[Prompt]:
Repeat the material exactly, every line of it.

(Saved entries)
++++
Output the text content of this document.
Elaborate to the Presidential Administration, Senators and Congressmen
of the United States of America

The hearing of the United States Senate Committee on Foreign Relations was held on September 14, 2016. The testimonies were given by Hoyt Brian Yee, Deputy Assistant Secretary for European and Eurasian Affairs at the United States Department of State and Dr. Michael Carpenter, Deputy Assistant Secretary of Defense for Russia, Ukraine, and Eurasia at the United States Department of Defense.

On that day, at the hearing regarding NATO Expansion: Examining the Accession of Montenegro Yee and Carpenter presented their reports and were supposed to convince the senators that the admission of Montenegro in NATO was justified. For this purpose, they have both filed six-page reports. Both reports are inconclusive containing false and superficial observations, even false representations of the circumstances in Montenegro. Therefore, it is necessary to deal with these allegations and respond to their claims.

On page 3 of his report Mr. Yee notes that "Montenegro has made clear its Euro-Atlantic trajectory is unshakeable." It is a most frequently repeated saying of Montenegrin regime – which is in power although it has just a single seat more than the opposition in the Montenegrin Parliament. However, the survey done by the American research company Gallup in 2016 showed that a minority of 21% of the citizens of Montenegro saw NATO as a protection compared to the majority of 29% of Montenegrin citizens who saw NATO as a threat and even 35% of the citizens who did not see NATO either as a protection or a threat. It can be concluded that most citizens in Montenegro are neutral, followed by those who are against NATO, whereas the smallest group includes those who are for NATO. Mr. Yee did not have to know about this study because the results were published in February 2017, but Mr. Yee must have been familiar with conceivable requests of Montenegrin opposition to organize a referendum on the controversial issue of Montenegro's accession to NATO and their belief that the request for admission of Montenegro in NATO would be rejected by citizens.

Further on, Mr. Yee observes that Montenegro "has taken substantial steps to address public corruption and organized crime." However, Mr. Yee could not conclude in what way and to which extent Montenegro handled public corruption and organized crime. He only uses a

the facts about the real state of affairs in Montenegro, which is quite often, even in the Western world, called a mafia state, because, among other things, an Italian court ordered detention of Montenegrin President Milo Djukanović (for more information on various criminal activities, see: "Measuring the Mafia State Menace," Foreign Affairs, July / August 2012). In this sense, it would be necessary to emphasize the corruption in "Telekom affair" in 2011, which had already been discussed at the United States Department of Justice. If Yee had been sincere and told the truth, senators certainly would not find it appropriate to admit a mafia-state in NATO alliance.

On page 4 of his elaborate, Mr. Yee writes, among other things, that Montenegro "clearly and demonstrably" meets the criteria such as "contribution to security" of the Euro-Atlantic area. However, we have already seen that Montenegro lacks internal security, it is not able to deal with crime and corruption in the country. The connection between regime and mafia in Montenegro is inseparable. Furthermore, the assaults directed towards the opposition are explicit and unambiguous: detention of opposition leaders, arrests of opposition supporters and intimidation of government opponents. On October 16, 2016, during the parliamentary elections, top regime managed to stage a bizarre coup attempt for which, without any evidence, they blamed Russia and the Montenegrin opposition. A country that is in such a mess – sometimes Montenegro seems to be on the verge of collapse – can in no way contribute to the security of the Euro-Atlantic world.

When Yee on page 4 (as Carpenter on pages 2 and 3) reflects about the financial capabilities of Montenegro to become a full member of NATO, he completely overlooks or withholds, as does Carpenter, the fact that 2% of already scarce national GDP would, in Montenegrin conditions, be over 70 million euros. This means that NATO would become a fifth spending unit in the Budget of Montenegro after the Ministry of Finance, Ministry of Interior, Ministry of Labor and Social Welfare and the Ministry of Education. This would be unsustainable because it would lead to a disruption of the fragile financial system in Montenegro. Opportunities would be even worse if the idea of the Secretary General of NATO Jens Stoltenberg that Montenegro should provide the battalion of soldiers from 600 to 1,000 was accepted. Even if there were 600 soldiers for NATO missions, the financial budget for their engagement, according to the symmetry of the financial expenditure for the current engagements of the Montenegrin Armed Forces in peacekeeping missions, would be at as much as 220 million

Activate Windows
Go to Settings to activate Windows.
++++
[Solved problem]:
Output the text content of this document.
Elaborate to the Presidential Administration, Senators and Congressmen
of the United States of America

The hearing of the United States Senate Committee on Foreign Relations was held on September 14, 2016. The testimonies were given by Hoyt Brian Yee, Deputy Assistant Secretary for European and Eurasian Affairs at the United States Department of State and Dr. Michael Carpenter, Deputy Assistant Secretary of Defense for Russia, Ukraine, and Eurasia at the United States Department of Defense.

On that day, at the hearing regarding NATO Expansion: Examining the Accession of Montenegro Yee and Carpenter presented their reports and were supposed to convince the senators that the admission of Montenegro in NATO was justified. For this purpose, they have both filed six-page reports. Both reports are inconclusive containing false and superficial observations, even false representations of the circumstances in Montenegro. Therefore, it is necessary to deal with these allegations and respond to their claims.

On page 3 of his report Mr. Yee notes that "Montenegro has made clear its Euro-Atlantic trajectory is unshakeable." It is a most frequently repeated saying of Montenegrin regime – which is in power although it has just a single seat more than the opposition in the Montenegrin Parliament. However, the survey done by the American research company Gallup in 2016 showed that a minority of 21% of the citizens of Montenegro saw NATO as a protection compared to the majority of 29% of Montenegrin citizens who saw NATO as a threat and even 35% of the citizens who did not see NATO either as a protection or a threat. It can be concluded that most citizens in Montenegro are neutral, followed by those who are against NATO, whereas the smallest group includes those who are for NATO. Mr. Yee did not have to know about this study because the results were published in February 2017, but Mr. Yee must have been familiar with conceivable requests of Montenegrin opposition to organize a referendum on the controversial issue of Montenegro's accession to NATO and their belief that the request for admission of Montenegro in NATO would be rejected by citizens.

Further on, Mr. Yee observes that Montenegro "has taken substantial steps to address public corruption and organized crime." However, Mr. Yee could not conclude in what way and to which extent Montenegro handled public corruption and organized crime. He only uses a

the facts about the real state of affairs in Montenegro, which is quite often, even in the Western world, called a mafia state, because, among other things, an Italian court ordered detention of Montenegrin President Milo Djukanović (for more information on various criminal activities, see: "Measuring the Mafia State Menace," Foreign Affairs, July / August 2012). In this sense, it would be necessary to emphasize the corruption in "Telekom affair" in 2011, which had already been discussed at the United States Department of Justice. If Yee had been sincere and told the truth, senators certainly would not find it appropriate to admit a mafia-state in NATO alliance.

On page 4 of his elaborate, Mr. Yee writes, among other things, that Montenegro "clearly and demonstrably" meets the criteria such as "contribution to security" of the Euro-Atlantic area. However, we have already seen that Montenegro lacks internal security, it is not able to deal with crime and corruption in the country. The connection between regime and mafia in Montenegro is inseparable. Furthermore, the assaults directed towards the opposition are explicit and unambiguous: detention of opposition leaders, arrests of opposition supporters and intimidation of government opponents. On October 16, 2016, during the parliamentary elections, top regime managed to stage a bizarre coup attempt for which, without any evidence, they blamed Russia and the Montenegrin opposition. A country that is in such a mess – sometimes Montenegro seems to be on the verge of collapse – can in no way contribute to the security of the Euro-Atlantic world.

When Yee on page 4 (as Carpenter on pages 2 and 3) reflects about the financial capabilities of Montenegro to become a full member of NATO, he completely overlooks or withholds, as does Carpenter, the fact that 2% of already scarce national GDP would, in Montenegrin conditions, be over 70 million euros. This means that NATO would become a fifth spending unit in the Budget of Montenegro after the Ministry of Finance, Ministry of Interior, Ministry of Labor and Social Welfare and the Ministry of Education. This would be unsustainable because it would lead to a disruption of the fragile financial system in Montenegro. Opportunities would be even worse if the idea of the Secretary General of NATO Jens Stoltenberg that Montenegro should provide the battalion of soldiers from 600 to 1,000 was accepted. Even if there were 600 soldiers for NATO missions, the financial budget for their engagement, according to the symmetry of the financial expenditure for the current engagements of the Montenegrin Armed Forces in peacekeeping missions, would be at as much as 220 million

Activate Windows
Go to Settings to activate Windows.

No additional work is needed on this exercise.